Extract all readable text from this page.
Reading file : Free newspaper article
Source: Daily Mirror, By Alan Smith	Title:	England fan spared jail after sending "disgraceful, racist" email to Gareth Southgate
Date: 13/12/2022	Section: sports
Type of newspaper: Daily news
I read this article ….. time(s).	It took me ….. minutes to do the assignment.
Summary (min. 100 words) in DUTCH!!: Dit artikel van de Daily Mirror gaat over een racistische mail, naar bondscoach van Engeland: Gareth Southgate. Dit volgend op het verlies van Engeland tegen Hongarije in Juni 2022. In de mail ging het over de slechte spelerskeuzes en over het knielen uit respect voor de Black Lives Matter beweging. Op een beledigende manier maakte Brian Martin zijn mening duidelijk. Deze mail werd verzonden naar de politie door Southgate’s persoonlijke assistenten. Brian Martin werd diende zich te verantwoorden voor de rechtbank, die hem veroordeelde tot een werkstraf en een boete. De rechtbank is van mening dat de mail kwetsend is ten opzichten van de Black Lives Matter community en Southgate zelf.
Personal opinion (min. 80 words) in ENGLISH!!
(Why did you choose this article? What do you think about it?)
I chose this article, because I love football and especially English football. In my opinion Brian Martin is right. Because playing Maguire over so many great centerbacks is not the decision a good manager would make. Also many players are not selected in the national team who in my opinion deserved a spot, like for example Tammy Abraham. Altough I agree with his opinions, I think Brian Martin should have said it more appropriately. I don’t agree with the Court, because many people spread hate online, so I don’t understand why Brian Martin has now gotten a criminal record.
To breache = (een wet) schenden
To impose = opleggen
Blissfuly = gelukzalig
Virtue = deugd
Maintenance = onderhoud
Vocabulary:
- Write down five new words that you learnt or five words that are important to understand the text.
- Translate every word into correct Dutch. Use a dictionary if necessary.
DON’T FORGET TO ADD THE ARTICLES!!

━━━━━━━━━━━━━━━━

Reproduce the whole listing word for word.

Extract all readable text from this page.
Reading file : Free newspaper article
Source: Daily Mirror, By Alan Smith	Title:	England fan spared jail after sending "disgraceful, racist" email to Gareth Southgate
Date: 13/12/2022	Section: sports
Type of newspaper: Daily news
I read this article ….. time(s).	It took me ….. minutes to do the assignment.
Summary (min. 100 words) in DUTCH!!: Dit artikel van de Daily Mirror gaat over een racistische mail, naar bondscoach van Engeland: Gareth Southgate. Dit volgend op het verlies van Engeland tegen Hongarije in Juni 2022. In de mail ging het over de slechte spelerskeuzes en over het knielen uit respect voor de Black Lives Matter beweging. Op een beledigende manier maakte Brian Martin zijn mening duidelijk. Deze mail werd verzonden naar de politie door Southgate’s persoonlijke assistenten. Brian Martin werd diende zich te verantwoorden voor de rechtbank, die hem veroordeelde tot een werkstraf en een boete. De rechtbank is van mening dat de mail kwetsend is ten opzichten van de Black Lives Matter community en Southgate zelf.
Personal opinion (min. 80 words) in ENGLISH!!
(Why did you choose this article? What do you think about it?)
I chose this article, because I love football and especially English football. In my opinion Brian Martin is right. Because playing Maguire over so many great centerbacks is not the decision a good manager would make. Also many players are not selected in the national team who in my opinion deserved a spot, like for example Tammy Abraham. Altough I agree with his opinions, I think Brian Martin should have said it more appropriately. I don’t agree with the Court, because many people spread hate online, so I don’t understand why Brian Martin has now gotten a criminal record.
To breache = (een wet) schenden
To impose = opleggen
Blissfuly = gelukzalig
Virtue = deugd
Maintenance = onderhoud
Vocabulary:
- Write down five new words that you learnt or five words that are important to understand the text.
- Translate every word into correct Dutch. Use a dictionary if necessary.
DON’T FORGET TO ADD THE ARTICLES!!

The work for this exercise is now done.